## GOAL:
Set out every line bearing the string "Export".

═══ SOURCE DATA ═══

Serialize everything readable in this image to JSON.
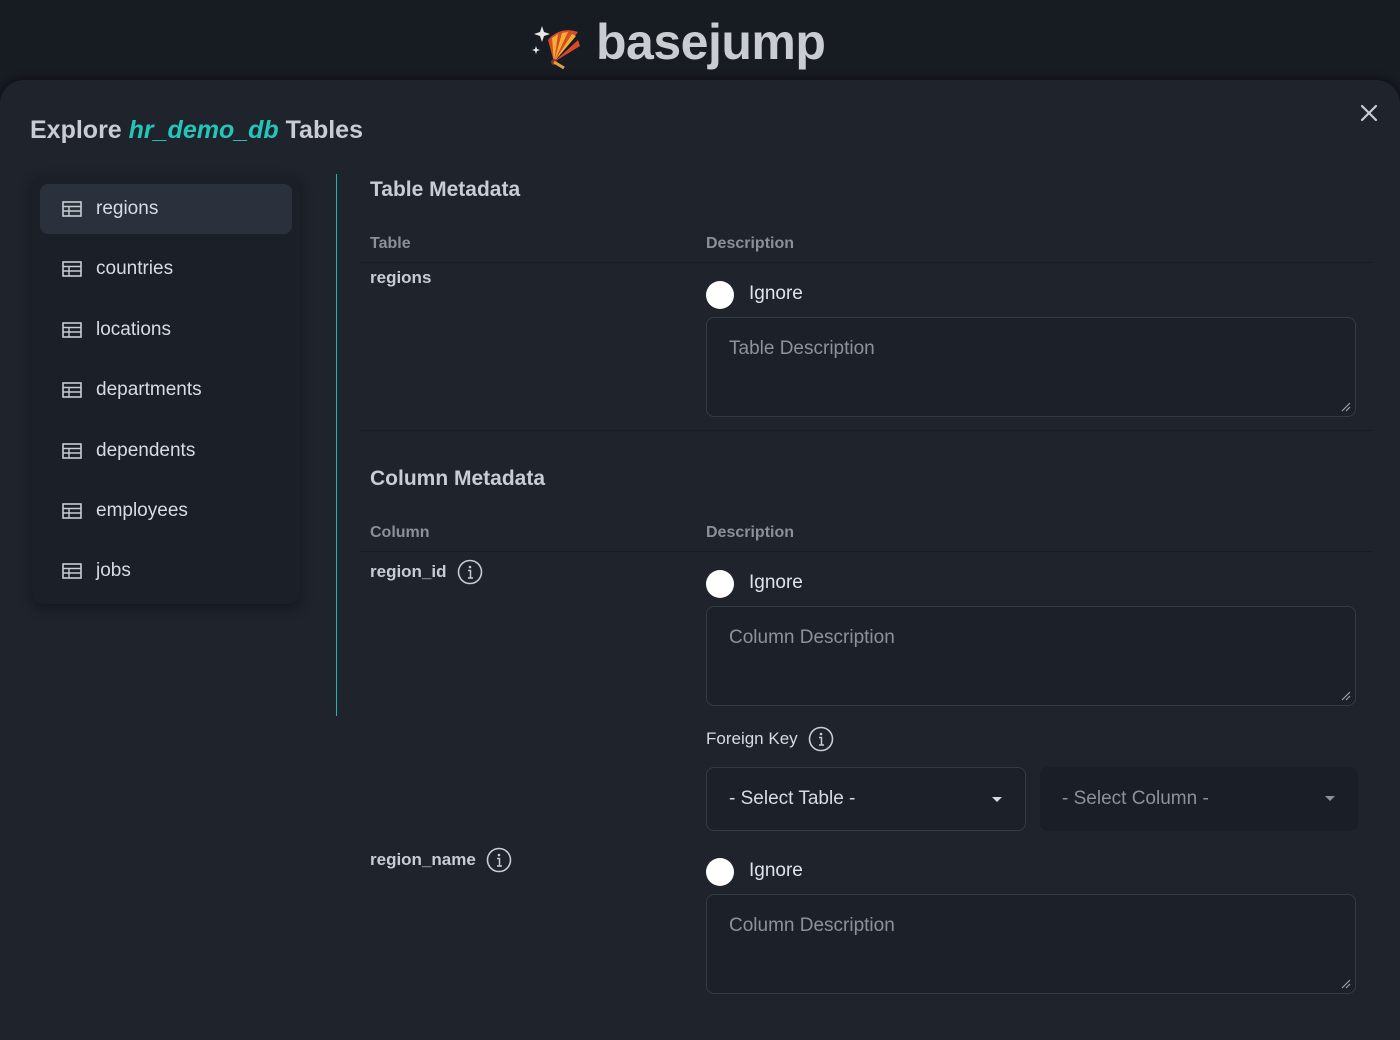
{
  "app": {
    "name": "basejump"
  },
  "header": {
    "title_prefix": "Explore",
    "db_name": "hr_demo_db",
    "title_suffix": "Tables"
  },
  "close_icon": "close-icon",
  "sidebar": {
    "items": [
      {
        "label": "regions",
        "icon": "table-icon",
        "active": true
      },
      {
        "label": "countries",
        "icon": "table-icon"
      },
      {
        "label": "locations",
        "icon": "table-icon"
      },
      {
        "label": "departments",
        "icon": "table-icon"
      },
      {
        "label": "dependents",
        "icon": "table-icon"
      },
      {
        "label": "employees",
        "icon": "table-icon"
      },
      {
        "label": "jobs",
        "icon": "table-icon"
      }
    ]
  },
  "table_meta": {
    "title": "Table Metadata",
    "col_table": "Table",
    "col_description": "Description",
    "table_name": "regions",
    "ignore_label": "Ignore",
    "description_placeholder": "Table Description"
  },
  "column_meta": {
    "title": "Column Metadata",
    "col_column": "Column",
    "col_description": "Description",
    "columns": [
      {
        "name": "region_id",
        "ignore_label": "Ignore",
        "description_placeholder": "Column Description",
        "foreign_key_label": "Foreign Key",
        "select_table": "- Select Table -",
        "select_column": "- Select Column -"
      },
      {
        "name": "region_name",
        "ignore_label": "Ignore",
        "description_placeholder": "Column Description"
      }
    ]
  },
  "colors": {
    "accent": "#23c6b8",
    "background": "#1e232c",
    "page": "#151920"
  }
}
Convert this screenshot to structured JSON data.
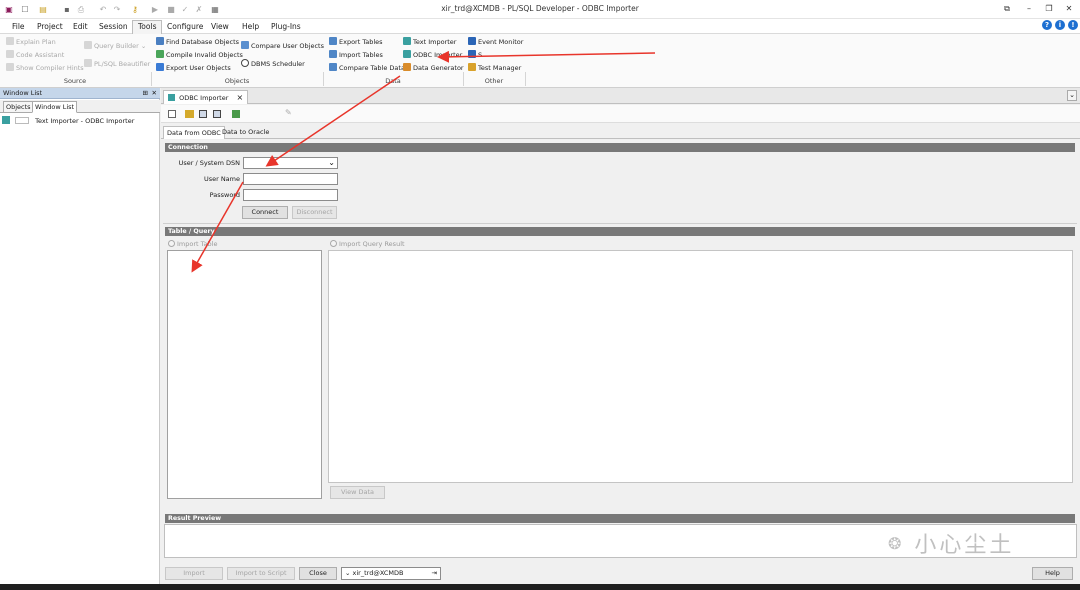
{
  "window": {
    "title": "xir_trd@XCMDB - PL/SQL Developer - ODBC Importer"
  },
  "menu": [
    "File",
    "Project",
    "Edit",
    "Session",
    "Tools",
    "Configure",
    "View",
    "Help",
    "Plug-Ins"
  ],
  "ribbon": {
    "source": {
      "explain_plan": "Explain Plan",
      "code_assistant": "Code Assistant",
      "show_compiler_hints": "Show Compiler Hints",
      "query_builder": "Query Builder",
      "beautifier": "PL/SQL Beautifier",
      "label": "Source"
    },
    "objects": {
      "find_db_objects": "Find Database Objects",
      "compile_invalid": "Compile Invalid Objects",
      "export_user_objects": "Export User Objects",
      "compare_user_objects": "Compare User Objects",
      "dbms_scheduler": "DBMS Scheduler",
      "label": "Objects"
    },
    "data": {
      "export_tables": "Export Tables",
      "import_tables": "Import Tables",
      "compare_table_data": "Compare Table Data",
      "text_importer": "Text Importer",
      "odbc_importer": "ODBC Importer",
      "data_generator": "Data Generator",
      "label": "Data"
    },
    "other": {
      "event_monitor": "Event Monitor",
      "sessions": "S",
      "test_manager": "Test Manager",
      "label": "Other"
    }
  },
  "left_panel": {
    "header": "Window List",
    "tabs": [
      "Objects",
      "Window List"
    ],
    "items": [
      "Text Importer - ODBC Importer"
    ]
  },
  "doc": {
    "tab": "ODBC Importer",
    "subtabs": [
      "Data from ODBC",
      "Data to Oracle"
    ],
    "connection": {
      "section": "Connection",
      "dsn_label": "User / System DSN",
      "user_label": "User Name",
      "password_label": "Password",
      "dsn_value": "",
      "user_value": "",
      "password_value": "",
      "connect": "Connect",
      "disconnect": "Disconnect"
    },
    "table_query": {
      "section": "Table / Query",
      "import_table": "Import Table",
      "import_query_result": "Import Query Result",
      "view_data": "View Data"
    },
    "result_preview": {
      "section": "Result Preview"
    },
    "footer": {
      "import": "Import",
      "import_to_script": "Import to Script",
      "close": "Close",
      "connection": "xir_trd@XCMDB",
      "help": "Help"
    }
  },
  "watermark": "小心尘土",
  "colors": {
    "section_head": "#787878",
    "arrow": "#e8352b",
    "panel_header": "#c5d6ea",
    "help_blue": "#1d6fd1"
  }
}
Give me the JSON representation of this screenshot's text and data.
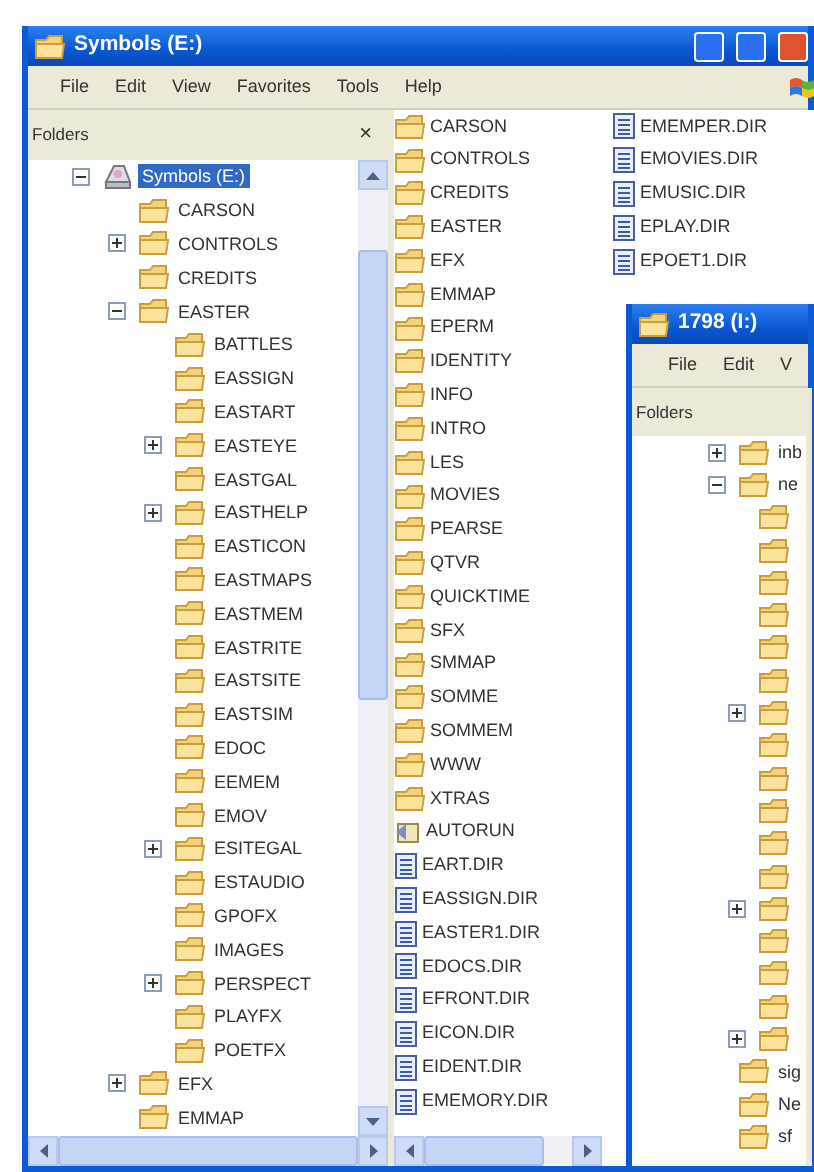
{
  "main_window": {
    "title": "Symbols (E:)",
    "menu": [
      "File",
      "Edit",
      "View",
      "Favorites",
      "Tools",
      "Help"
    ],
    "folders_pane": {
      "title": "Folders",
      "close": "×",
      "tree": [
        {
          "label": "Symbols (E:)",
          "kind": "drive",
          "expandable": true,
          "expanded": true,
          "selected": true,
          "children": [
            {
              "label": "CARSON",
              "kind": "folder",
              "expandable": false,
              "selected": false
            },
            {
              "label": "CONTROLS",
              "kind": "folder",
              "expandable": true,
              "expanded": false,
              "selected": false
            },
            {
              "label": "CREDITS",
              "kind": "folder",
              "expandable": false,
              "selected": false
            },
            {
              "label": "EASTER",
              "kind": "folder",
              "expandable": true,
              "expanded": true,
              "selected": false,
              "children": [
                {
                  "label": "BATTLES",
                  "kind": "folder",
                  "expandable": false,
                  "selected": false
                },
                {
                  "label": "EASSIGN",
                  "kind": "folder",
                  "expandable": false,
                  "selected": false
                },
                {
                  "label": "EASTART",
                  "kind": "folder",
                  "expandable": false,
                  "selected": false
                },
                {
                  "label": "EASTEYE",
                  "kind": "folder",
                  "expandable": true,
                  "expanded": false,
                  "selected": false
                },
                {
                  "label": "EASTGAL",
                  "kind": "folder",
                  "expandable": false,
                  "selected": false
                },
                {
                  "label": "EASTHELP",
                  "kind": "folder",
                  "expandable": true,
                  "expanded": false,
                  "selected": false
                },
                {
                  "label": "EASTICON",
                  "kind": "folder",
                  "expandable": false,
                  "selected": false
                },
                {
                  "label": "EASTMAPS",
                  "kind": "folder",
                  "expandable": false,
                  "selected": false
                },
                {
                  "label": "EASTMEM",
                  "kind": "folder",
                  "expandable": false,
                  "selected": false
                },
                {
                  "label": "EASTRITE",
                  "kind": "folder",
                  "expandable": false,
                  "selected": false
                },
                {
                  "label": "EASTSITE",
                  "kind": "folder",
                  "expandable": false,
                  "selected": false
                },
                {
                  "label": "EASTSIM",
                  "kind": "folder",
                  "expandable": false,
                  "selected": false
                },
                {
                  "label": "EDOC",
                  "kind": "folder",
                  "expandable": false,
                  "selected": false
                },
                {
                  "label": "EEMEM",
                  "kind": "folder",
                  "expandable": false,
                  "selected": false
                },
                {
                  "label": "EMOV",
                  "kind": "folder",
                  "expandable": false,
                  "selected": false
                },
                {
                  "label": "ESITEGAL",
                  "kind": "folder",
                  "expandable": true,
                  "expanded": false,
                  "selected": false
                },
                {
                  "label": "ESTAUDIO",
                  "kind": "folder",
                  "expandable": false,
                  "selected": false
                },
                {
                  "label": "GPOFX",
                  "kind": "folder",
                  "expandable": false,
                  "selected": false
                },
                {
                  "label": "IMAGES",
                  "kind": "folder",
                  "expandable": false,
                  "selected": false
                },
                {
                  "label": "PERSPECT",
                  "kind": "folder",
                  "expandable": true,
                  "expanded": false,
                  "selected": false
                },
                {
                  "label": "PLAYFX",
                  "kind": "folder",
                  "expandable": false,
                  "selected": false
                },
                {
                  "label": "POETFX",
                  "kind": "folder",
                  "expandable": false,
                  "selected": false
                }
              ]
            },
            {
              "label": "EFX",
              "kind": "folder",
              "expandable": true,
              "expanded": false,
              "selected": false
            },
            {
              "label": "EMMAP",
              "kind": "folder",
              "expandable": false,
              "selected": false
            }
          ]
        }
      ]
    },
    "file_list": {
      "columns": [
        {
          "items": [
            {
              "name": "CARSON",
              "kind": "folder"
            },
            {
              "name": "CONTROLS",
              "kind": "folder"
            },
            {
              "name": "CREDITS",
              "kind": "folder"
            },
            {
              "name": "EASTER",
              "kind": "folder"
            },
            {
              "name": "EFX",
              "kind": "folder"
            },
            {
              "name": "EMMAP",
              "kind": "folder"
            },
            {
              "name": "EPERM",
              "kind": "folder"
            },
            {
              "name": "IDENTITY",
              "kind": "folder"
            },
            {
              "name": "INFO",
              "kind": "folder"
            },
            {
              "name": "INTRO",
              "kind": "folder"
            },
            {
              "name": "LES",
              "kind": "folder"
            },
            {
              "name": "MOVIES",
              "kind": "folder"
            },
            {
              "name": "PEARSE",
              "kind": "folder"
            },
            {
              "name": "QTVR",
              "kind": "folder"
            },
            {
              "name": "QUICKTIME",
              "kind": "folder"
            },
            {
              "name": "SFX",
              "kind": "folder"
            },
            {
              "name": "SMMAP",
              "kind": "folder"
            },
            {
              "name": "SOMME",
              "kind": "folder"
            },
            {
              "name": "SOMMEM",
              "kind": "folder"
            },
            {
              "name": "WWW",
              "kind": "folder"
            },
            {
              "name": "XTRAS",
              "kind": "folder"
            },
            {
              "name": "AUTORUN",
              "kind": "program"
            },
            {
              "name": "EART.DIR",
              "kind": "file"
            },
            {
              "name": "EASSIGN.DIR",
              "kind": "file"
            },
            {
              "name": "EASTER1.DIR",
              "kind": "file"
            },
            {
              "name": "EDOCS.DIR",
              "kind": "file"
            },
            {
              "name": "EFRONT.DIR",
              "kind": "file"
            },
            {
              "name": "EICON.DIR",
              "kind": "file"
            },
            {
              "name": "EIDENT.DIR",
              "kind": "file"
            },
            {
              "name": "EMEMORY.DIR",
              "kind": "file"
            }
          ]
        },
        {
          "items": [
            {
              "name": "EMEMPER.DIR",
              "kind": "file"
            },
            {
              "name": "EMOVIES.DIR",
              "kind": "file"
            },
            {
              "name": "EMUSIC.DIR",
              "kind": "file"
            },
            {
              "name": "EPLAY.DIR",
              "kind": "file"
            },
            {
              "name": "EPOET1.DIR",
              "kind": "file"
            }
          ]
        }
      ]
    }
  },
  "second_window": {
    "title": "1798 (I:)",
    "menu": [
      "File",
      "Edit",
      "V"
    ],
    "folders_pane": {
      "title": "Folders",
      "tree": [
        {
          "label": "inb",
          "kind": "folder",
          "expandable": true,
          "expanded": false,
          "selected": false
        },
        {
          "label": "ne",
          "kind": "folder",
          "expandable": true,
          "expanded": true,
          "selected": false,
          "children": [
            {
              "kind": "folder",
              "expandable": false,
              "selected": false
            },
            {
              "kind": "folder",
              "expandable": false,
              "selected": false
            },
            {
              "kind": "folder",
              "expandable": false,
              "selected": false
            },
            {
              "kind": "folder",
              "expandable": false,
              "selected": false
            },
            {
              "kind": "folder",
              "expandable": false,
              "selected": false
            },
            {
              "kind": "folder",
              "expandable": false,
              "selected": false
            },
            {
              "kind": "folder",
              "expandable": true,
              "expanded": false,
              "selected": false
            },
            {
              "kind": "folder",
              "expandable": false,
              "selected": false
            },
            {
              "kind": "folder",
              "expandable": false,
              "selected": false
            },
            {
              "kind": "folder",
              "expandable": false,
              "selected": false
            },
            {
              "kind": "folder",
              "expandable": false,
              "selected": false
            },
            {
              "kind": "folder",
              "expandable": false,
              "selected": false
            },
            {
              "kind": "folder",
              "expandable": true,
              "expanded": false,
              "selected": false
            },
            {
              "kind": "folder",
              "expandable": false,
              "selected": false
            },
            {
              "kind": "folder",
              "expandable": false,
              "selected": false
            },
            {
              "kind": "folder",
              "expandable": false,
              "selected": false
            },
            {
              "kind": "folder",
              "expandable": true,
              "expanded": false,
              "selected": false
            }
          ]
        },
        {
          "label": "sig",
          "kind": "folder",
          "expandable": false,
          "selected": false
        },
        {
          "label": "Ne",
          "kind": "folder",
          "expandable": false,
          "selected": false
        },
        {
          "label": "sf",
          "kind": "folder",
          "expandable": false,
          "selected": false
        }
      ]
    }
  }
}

═══

## RESULT:
      "export_user_objects": "Export User Objects",
      "export_tables": "Export Tables",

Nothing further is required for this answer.